Task => Show, in full, each line of the data that contains "start".

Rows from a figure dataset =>
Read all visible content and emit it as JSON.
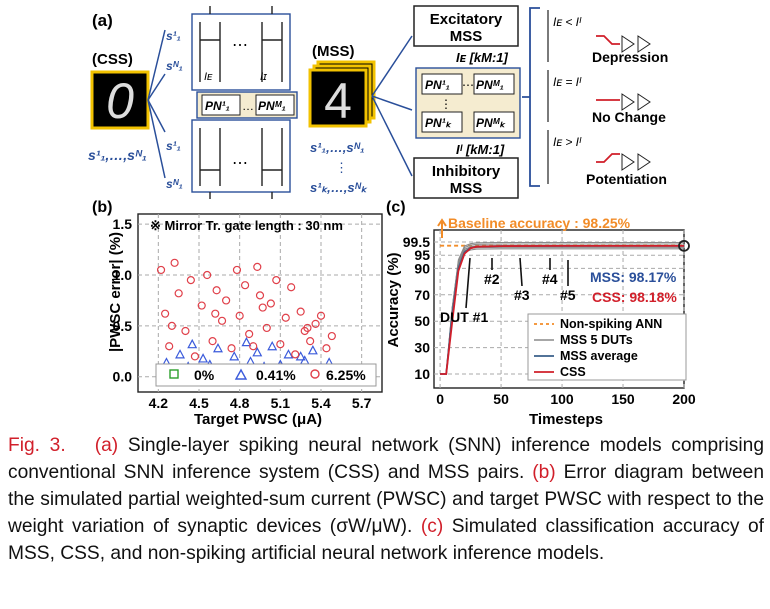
{
  "figure": {
    "panel_a": {
      "label": "(a)",
      "css_label": "(CSS)",
      "mss_label": "(MSS)",
      "css_digit": "0",
      "mss_digit": "4",
      "css_inputs": "s¹₁,…,sᴺ₁",
      "s1_1": "s",
      "s1_N": "s",
      "pn_row_1": [
        "PN¹₁",
        "…",
        "PNᴹ₁"
      ],
      "pn_grid": [
        "PN¹₁",
        "PNᴹ₁",
        "PN¹ₖ",
        "PNᴹₖ"
      ],
      "excitatory_mss": [
        "Excitatory",
        "MSS"
      ],
      "inhibitory_mss": [
        "Inhibitory",
        "MSS"
      ],
      "ratio_e": "Iᴇ [kM:1]",
      "ratio_i": "Iᴵ [kM:1]",
      "modes": [
        {
          "condition": "Iᴇ < Iᴵ",
          "label": "Depression"
        },
        {
          "condition": "Iᴇ = Iᴵ",
          "label": "No Change"
        },
        {
          "condition": "Iᴇ > Iᴵ",
          "label": "Potentiation"
        }
      ],
      "mss_inputs_top": "s¹₁,…,sᴺ₁",
      "mss_inputs_bottom": "s¹ₖ,…,sᴺₖ"
    },
    "panel_b": {
      "label": "(b)",
      "note": "※ Mirror Tr. gate length : 30 nm",
      "xlabel": "Target PWSC (μA)",
      "ylabel": "|PWSC error| (%)",
      "legend": [
        "0%",
        "0.41%",
        "6.25%"
      ],
      "colors": {
        "s0": "#2ca02c",
        "s1": "#3b5bdb",
        "s2": "#e0404a"
      },
      "chart_data": {
        "type": "scatter",
        "xlim": [
          4.05,
          5.85
        ],
        "ylim": [
          -0.15,
          1.6
        ],
        "xticks": [
          "4.2",
          "4.5",
          "4.8",
          "5.1",
          "5.4",
          "5.7"
        ],
        "yticks": [
          "0.0",
          "0.5",
          "1.0",
          "1.5"
        ],
        "series": [
          {
            "name": "0%",
            "marker": "square",
            "points": [
              [
                4.22,
                0.02
              ],
              [
                4.28,
                0.03
              ],
              [
                4.35,
                0.01
              ],
              [
                4.42,
                0.04
              ],
              [
                4.5,
                0.02
              ],
              [
                4.58,
                0.03
              ],
              [
                4.65,
                0.02
              ],
              [
                4.72,
                0.04
              ],
              [
                4.8,
                0.01
              ],
              [
                4.88,
                0.03
              ],
              [
                4.95,
                0.02
              ],
              [
                5.02,
                0.04
              ],
              [
                5.1,
                0.02
              ],
              [
                5.18,
                0.03
              ],
              [
                5.25,
                0.01
              ],
              [
                5.32,
                0.03
              ],
              [
                5.4,
                0.02
              ],
              [
                5.48,
                0.02
              ],
              [
                4.25,
                0.05
              ],
              [
                4.6,
                0.05
              ],
              [
                4.9,
                0.05
              ],
              [
                5.2,
                0.05
              ],
              [
                5.45,
                0.04
              ]
            ]
          },
          {
            "name": "0.41%",
            "marker": "triangle",
            "points": [
              [
                4.22,
                0.08
              ],
              [
                4.26,
                0.14
              ],
              [
                4.31,
                0.05
              ],
              [
                4.36,
                0.22
              ],
              [
                4.42,
                0.1
              ],
              [
                4.48,
                0.06
              ],
              [
                4.53,
                0.18
              ],
              [
                4.58,
                0.12
              ],
              [
                4.64,
                0.28
              ],
              [
                4.7,
                0.08
              ],
              [
                4.76,
                0.2
              ],
              [
                4.82,
                0.05
              ],
              [
                4.88,
                0.15
              ],
              [
                4.93,
                0.24
              ],
              [
                4.98,
                0.1
              ],
              [
                5.04,
                0.3
              ],
              [
                5.1,
                0.12
              ],
              [
                5.16,
                0.22
              ],
              [
                5.22,
                0.06
              ],
              [
                5.28,
                0.16
              ],
              [
                5.34,
                0.26
              ],
              [
                5.4,
                0.09
              ],
              [
                5.46,
                0.14
              ],
              [
                4.45,
                0.32
              ],
              [
                4.85,
                0.34
              ],
              [
                5.25,
                0.2
              ]
            ]
          },
          {
            "name": "6.25%",
            "marker": "circle",
            "points": [
              [
                4.22,
                1.05
              ],
              [
                4.25,
                0.62
              ],
              [
                4.28,
                0.3
              ],
              [
                4.32,
                1.12
              ],
              [
                4.35,
                0.82
              ],
              [
                4.4,
                0.45
              ],
              [
                4.44,
                0.95
              ],
              [
                4.47,
                0.2
              ],
              [
                4.52,
                0.7
              ],
              [
                4.56,
                1.0
              ],
              [
                4.6,
                0.35
              ],
              [
                4.63,
                0.85
              ],
              [
                4.67,
                0.55
              ],
              [
                4.7,
                0.75
              ],
              [
                4.74,
                0.28
              ],
              [
                4.78,
                1.05
              ],
              [
                4.8,
                0.6
              ],
              [
                4.84,
                0.9
              ],
              [
                4.87,
                0.42
              ],
              [
                4.9,
                0.3
              ],
              [
                4.93,
                1.08
              ],
              [
                4.97,
                0.68
              ],
              [
                5.0,
                0.48
              ],
              [
                5.03,
                0.72
              ],
              [
                5.07,
                0.95
              ],
              [
                5.1,
                0.32
              ],
              [
                5.14,
                0.58
              ],
              [
                5.18,
                0.88
              ],
              [
                5.21,
                0.22
              ],
              [
                5.25,
                0.64
              ],
              [
                5.28,
                0.45
              ],
              [
                5.32,
                0.35
              ],
              [
                5.36,
                0.52
              ],
              [
                5.4,
                0.6
              ],
              [
                5.44,
                0.28
              ],
              [
                5.48,
                0.4
              ],
              [
                4.3,
                0.5
              ],
              [
                4.62,
                0.62
              ],
              [
                4.95,
                0.8
              ],
              [
                5.3,
                0.48
              ]
            ]
          }
        ]
      }
    },
    "panel_c": {
      "label": "(c)",
      "baseline": "Baseline accuracy : 98.25%",
      "xlabel": "Timesteps",
      "ylabel": "Accuracy (%)",
      "annotations": [
        "DUT #1",
        "#2",
        "#3",
        "#4",
        "#5"
      ],
      "mss_result": "MSS: 98.17%",
      "css_result": "CSS: 98.18%",
      "legend": [
        "Non-spiking ANN",
        "MSS 5 DUTs",
        "MSS average",
        "CSS"
      ],
      "colors": {
        "ann": "#f28c28",
        "dut": "#8a8a8a",
        "avg": "#3a5f8a",
        "css": "#d11f2a",
        "baseline_text": "#f28c28",
        "mss_text": "#2a4f9a",
        "css_text": "#d11f2a"
      },
      "chart_data": {
        "type": "line",
        "xlim": [
          -5,
          200
        ],
        "yticks": [
          "10",
          "30",
          "50",
          "70",
          "90",
          "95",
          "99.5"
        ],
        "xticks": [
          "0",
          "50",
          "100",
          "150",
          "200"
        ],
        "series": [
          {
            "name": "Non-spiking ANN",
            "x": [
              0,
              200
            ],
            "y": [
              98.25,
              98.25
            ]
          },
          {
            "name": "MSS 5 DUTs",
            "x": [
              0,
              5,
              10,
              15,
              20,
              25,
              30,
              50,
              100,
              150,
              200
            ],
            "y": [
              10,
              10,
              60,
              92,
              97,
              97.8,
              98.1,
              98.2,
              98.22,
              98.2,
              98.2
            ]
          },
          {
            "name": "MSS average",
            "x": [
              0,
              5,
              10,
              15,
              20,
              25,
              30,
              50,
              100,
              150,
              200
            ],
            "y": [
              10,
              10,
              55,
              90,
              96,
              97.5,
              97.9,
              98.1,
              98.15,
              98.17,
              98.17
            ]
          },
          {
            "name": "CSS",
            "x": [
              0,
              5,
              10,
              15,
              20,
              25,
              30,
              50,
              100,
              150,
              200
            ],
            "y": [
              10,
              10,
              50,
              88,
              95.5,
              97.4,
              97.9,
              98.1,
              98.16,
              98.18,
              98.18
            ]
          }
        ]
      }
    }
  },
  "caption": {
    "fig": "Fig. 3.",
    "a_tag": "(a)",
    "a_text": " Single-layer spiking neural network (SNN) inference models comprising conventional SNN inference system (CSS) and MSS pairs. ",
    "b_tag": "(b)",
    "b_text": " Error diagram between the simulated partial weighted-sum current (PWSC) and target PWSC with respect to the weight variation of synaptic devices (σW/μW). ",
    "c_tag": "(c)",
    "c_text": " Simulated classification accuracy of MSS, CSS, and non-spiking artificial neural network inference models."
  }
}
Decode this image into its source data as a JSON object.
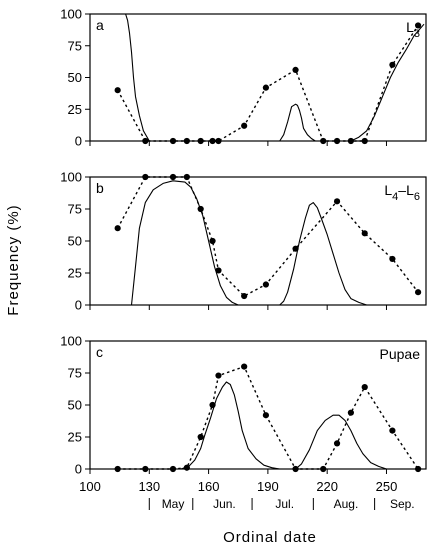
{
  "chart_data": {
    "type": "line",
    "xlabel": "Ordinal date",
    "ylabel": "Frequency (%)",
    "xlim": [
      100,
      270
    ],
    "ylim": [
      0,
      100
    ],
    "x_ticks": [
      100,
      130,
      160,
      190,
      220,
      250
    ],
    "y_ticks": [
      0,
      25,
      50,
      75,
      100
    ],
    "grid": false,
    "month_labels": [
      {
        "label": "May",
        "start": 130,
        "end": 152
      },
      {
        "label": "Jun.",
        "start": 152,
        "end": 182
      },
      {
        "label": "Jul.",
        "start": 182,
        "end": 213
      },
      {
        "label": "Aug.",
        "start": 213,
        "end": 244
      },
      {
        "label": "Sep.",
        "start": 244,
        "end": 270
      }
    ],
    "panels": [
      {
        "letter": "a",
        "label_main": "L",
        "label_sub": "3",
        "label_mid": "",
        "label_main2": "",
        "label_sub2": "",
        "series": [
          {
            "style": "solid",
            "x": [
              112,
              118,
              119,
              120,
              121,
              122,
              123,
              125,
              127,
              130,
              150,
              196,
              198,
              200,
              202,
              204,
              205,
              206,
              207,
              208,
              210,
              212,
              214,
              216,
              232,
              236,
              240,
              244,
              248,
              252,
              256,
              260,
              264,
              269
            ],
            "y": [
              100,
              100,
              95,
              85,
              70,
              50,
              35,
              20,
              8,
              0,
              0,
              0,
              5,
              15,
              27,
              29,
              28,
              24,
              18,
              10,
              5,
              2,
              0,
              0,
              0,
              3,
              8,
              20,
              35,
              50,
              62,
              72,
              83,
              92
            ]
          },
          {
            "style": "dotted",
            "x": [
              114,
              128,
              142,
              149,
              156,
              162,
              165,
              178,
              189,
              204,
              218,
              225,
              232,
              239,
              253,
              266
            ],
            "y": [
              40,
              0,
              0,
              0,
              0,
              0,
              0,
              12,
              42,
              56,
              0,
              0,
              0,
              0,
              60,
              91
            ]
          }
        ]
      },
      {
        "letter": "b",
        "label_main": "L",
        "label_sub": "4",
        "label_mid": "–",
        "label_main2": "L",
        "label_sub2": "6",
        "series": [
          {
            "style": "solid",
            "x": [
              121,
              123,
              125,
              128,
              132,
              137,
              142,
              148,
              151,
              154,
              157,
              160,
              163,
              166,
              169,
              172,
              175,
              178,
              181,
              184,
              186,
              190,
              196,
              198,
              200,
              203,
              206,
              209,
              211,
              213,
              215,
              217,
              220,
              223,
              226,
              229,
              232,
              236,
              240,
              245
            ],
            "y": [
              0,
              30,
              60,
              80,
              90,
              95,
              97,
              96,
              92,
              83,
              70,
              50,
              30,
              15,
              6,
              2,
              0,
              0,
              0,
              0,
              0,
              0,
              0,
              3,
              10,
              28,
              50,
              68,
              78,
              80,
              76,
              68,
              55,
              40,
              25,
              12,
              5,
              2,
              0,
              0
            ]
          },
          {
            "style": "dotted",
            "x": [
              114,
              128,
              142,
              149,
              156,
              162,
              165,
              178,
              189,
              204,
              225,
              239,
              253,
              266
            ],
            "y": [
              60,
              100,
              100,
              100,
              75,
              50,
              27,
              7,
              16,
              44,
              81,
              56,
              36,
              10
            ]
          }
        ]
      },
      {
        "letter": "c",
        "label_main": "Pupae",
        "label_sub": "",
        "label_mid": "",
        "label_main2": "",
        "label_sub2": "",
        "series": [
          {
            "style": "solid",
            "x": [
              146,
              150,
              153,
              156,
              158,
              161,
              164,
              167,
              169,
              171,
              173,
              175,
              177,
              180,
              184,
              188,
              192,
              196,
              200,
              204,
              207,
              211,
              215,
              219,
              223,
              226,
              229,
              232,
              235,
              238,
              242,
              246,
              250,
              254
            ],
            "y": [
              0,
              2,
              7,
              16,
              26,
              40,
              55,
              64,
              68,
              66,
              58,
              45,
              30,
              16,
              8,
              3,
              1,
              0,
              0,
              0,
              4,
              15,
              30,
              38,
              42,
              42,
              38,
              30,
              20,
              12,
              5,
              2,
              0,
              0
            ]
          },
          {
            "style": "dotted",
            "x": [
              114,
              128,
              142,
              149,
              156,
              162,
              165,
              178,
              189,
              204,
              218,
              225,
              232,
              239,
              253,
              266
            ],
            "y": [
              0,
              0,
              0,
              1,
              25,
              50,
              73,
              80,
              42,
              0,
              0,
              20,
              44,
              64,
              30,
              0
            ]
          }
        ]
      }
    ]
  }
}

Response to the exercise =>
        "start": 130,
        "start": 152,
        "start": 182,
        "start": 213,
        "start": 244,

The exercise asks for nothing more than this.